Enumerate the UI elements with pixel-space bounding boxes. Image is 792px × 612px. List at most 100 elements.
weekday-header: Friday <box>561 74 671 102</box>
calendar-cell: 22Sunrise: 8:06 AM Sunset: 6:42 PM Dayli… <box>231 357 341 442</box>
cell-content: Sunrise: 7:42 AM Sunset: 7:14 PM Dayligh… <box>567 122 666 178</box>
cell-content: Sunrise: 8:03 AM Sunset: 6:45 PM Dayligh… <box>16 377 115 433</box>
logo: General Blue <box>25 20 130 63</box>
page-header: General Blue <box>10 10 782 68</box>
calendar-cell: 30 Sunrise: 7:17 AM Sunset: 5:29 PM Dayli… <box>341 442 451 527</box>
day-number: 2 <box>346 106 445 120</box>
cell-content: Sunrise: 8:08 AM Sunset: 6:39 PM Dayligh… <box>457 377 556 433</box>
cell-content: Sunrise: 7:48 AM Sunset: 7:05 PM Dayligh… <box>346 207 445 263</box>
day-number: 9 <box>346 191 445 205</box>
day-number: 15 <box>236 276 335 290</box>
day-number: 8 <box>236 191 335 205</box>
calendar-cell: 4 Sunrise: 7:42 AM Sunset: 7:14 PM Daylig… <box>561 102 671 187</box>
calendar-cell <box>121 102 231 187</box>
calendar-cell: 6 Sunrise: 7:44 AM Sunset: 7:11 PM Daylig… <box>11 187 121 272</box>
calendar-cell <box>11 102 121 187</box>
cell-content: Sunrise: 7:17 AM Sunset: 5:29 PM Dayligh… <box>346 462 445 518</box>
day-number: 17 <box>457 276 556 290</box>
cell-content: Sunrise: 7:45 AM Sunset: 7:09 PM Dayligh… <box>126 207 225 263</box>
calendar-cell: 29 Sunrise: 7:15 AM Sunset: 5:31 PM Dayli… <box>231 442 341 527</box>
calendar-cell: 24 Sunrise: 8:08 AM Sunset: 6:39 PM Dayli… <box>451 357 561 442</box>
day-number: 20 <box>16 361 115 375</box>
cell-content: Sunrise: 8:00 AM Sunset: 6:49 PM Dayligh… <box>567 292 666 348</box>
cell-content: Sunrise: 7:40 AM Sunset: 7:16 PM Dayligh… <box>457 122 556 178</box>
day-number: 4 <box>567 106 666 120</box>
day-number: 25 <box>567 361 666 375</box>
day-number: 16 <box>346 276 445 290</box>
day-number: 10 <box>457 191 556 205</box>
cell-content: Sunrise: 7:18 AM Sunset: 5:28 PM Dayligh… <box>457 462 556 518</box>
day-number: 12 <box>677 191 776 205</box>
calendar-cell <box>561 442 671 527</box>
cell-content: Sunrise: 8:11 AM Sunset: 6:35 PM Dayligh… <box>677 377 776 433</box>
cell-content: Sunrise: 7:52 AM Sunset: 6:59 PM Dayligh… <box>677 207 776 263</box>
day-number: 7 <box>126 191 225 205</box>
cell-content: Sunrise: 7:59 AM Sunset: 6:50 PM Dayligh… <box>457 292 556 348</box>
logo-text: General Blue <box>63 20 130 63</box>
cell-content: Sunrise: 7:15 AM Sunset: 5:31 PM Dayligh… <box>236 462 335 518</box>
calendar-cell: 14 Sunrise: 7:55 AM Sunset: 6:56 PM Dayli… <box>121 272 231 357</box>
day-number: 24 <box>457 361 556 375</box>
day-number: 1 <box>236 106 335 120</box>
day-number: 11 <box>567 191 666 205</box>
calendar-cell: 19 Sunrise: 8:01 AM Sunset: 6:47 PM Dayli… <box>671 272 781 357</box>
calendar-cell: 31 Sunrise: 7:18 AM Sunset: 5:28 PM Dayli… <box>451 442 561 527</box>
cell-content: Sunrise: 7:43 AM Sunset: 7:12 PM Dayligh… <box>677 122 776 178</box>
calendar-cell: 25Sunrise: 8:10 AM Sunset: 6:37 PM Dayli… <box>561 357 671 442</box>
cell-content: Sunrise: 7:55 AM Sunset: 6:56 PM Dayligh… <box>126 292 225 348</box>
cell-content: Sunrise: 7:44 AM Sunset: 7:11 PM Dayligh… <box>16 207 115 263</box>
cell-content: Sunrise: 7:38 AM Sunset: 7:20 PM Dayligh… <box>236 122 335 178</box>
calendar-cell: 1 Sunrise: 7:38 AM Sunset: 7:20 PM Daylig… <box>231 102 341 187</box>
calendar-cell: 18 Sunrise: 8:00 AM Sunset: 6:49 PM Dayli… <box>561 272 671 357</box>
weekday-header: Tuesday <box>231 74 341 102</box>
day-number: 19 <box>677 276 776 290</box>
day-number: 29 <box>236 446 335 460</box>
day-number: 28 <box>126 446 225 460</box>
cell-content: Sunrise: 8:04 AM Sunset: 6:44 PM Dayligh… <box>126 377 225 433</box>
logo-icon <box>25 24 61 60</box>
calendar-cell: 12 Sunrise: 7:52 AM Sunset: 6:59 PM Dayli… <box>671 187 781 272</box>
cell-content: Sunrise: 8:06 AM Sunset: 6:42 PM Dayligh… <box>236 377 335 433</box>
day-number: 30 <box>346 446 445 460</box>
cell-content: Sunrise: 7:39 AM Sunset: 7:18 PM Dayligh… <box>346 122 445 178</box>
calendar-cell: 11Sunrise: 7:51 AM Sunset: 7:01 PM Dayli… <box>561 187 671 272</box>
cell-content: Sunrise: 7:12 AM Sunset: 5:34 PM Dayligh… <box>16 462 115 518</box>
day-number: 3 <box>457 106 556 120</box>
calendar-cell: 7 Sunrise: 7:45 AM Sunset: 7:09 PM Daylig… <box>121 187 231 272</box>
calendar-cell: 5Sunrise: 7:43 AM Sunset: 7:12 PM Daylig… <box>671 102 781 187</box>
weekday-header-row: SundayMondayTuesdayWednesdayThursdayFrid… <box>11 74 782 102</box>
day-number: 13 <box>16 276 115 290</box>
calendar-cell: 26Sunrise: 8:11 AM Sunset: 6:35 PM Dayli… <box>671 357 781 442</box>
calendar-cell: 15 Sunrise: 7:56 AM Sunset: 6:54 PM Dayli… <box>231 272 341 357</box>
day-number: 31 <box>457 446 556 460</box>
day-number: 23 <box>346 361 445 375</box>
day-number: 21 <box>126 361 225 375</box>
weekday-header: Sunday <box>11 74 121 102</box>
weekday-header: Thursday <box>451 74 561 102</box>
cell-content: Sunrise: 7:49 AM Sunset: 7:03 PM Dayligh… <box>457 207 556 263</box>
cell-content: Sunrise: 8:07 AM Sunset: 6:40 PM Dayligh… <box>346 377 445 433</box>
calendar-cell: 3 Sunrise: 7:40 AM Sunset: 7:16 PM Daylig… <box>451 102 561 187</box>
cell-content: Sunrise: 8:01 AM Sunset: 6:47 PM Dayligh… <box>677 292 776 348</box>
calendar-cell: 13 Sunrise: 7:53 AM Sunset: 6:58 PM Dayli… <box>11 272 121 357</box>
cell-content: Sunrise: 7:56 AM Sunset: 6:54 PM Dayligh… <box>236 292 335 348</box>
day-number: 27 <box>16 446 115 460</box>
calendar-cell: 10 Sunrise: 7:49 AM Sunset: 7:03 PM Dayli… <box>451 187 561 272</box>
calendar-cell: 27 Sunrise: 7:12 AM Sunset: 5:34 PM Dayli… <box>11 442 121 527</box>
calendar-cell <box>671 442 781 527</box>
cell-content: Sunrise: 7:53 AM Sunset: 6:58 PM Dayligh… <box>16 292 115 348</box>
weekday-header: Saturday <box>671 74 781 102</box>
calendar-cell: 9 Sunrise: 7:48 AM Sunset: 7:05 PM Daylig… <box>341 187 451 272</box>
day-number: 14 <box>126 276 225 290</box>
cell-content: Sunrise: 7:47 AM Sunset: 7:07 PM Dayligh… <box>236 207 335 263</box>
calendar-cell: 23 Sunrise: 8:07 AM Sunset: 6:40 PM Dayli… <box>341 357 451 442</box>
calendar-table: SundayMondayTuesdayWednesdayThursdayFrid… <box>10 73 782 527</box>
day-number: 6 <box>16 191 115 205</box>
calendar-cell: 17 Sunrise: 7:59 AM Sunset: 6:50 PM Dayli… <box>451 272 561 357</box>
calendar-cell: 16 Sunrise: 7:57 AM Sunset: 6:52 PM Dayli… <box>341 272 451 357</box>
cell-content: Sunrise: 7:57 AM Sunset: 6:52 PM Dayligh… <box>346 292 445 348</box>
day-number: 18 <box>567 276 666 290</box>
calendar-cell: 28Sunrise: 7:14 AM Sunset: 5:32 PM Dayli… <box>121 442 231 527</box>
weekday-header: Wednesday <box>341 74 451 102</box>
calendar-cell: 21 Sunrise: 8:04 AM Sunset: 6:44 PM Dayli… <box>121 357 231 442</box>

:: REQUEST ::
Copy the items word for word from the start through the line that contains "cell-content: Sunrise: 8:08".

:: RIGHT ANSWER ::
Enumerate the UI elements with pixel-space bounding boxes. Image is 792px × 612px. List at most 100 elements.
weekday-header: Friday <box>561 74 671 102</box>
calendar-cell: 22Sunrise: 8:06 AM Sunset: 6:42 PM Dayli… <box>231 357 341 442</box>
cell-content: Sunrise: 7:42 AM Sunset: 7:14 PM Dayligh… <box>567 122 666 178</box>
cell-content: Sunrise: 8:03 AM Sunset: 6:45 PM Dayligh… <box>16 377 115 433</box>
logo: General Blue <box>25 20 130 63</box>
page-header: General Blue <box>10 10 782 68</box>
calendar-cell: 30 Sunrise: 7:17 AM Sunset: 5:29 PM Dayli… <box>341 442 451 527</box>
day-number: 2 <box>346 106 445 120</box>
cell-content: Sunrise: 8:08 AM Sunset: 6:39 PM Dayligh… <box>457 377 556 433</box>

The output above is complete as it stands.